**Written instruction**
Output the data that follows exactly, line for line.

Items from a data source
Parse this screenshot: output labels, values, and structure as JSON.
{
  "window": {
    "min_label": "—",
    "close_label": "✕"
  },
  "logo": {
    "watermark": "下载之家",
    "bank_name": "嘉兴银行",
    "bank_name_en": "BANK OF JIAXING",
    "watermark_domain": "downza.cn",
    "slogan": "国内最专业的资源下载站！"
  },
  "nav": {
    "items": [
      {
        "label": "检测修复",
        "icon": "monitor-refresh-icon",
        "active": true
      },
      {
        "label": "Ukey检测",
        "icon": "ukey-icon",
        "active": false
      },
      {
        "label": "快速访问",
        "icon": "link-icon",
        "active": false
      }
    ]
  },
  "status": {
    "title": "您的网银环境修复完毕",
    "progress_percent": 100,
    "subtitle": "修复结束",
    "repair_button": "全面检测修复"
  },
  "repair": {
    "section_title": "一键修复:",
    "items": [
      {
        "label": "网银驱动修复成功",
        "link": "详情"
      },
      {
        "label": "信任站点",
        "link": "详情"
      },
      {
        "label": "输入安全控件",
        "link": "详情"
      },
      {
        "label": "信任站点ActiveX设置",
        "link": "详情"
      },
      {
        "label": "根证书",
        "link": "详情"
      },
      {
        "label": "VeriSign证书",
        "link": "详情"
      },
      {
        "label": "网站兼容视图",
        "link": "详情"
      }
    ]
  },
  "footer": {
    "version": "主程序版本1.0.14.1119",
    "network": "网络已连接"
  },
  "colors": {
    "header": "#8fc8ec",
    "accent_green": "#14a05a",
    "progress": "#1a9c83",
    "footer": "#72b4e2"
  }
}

**Task solution**
Parse this screenshot: output labels, values, and structure as JSON.
{
  "window": {
    "min_label": "—",
    "close_label": "✕"
  },
  "logo": {
    "watermark": "下载之家",
    "bank_name": "嘉兴银行",
    "bank_name_en": "BANK OF JIAXING",
    "watermark_domain": "downza.cn",
    "slogan": "国内最专业的资源下载站！"
  },
  "nav": {
    "items": [
      {
        "label": "检测修复",
        "icon": "monitor-refresh-icon",
        "active": true
      },
      {
        "label": "Ukey检测",
        "icon": "ukey-icon",
        "active": false
      },
      {
        "label": "快速访问",
        "icon": "link-icon",
        "active": false
      }
    ]
  },
  "status": {
    "title": "您的网银环境修复完毕",
    "progress_percent": 100,
    "subtitle": "修复结束",
    "repair_button": "全面检测修复"
  },
  "repair": {
    "section_title": "一键修复:",
    "items": [
      {
        "label": "网银驱动修复成功",
        "link": "详情"
      },
      {
        "label": "信任站点",
        "link": "详情"
      },
      {
        "label": "输入安全控件",
        "link": "详情"
      },
      {
        "label": "信任站点ActiveX设置",
        "link": "详情"
      },
      {
        "label": "根证书",
        "link": "详情"
      },
      {
        "label": "VeriSign证书",
        "link": "详情"
      },
      {
        "label": "网站兼容视图",
        "link": "详情"
      }
    ]
  },
  "footer": {
    "version": "主程序版本1.0.14.1119",
    "network": "网络已连接"
  },
  "colors": {
    "header": "#8fc8ec",
    "accent_green": "#14a05a",
    "progress": "#1a9c83",
    "footer": "#72b4e2"
  }
}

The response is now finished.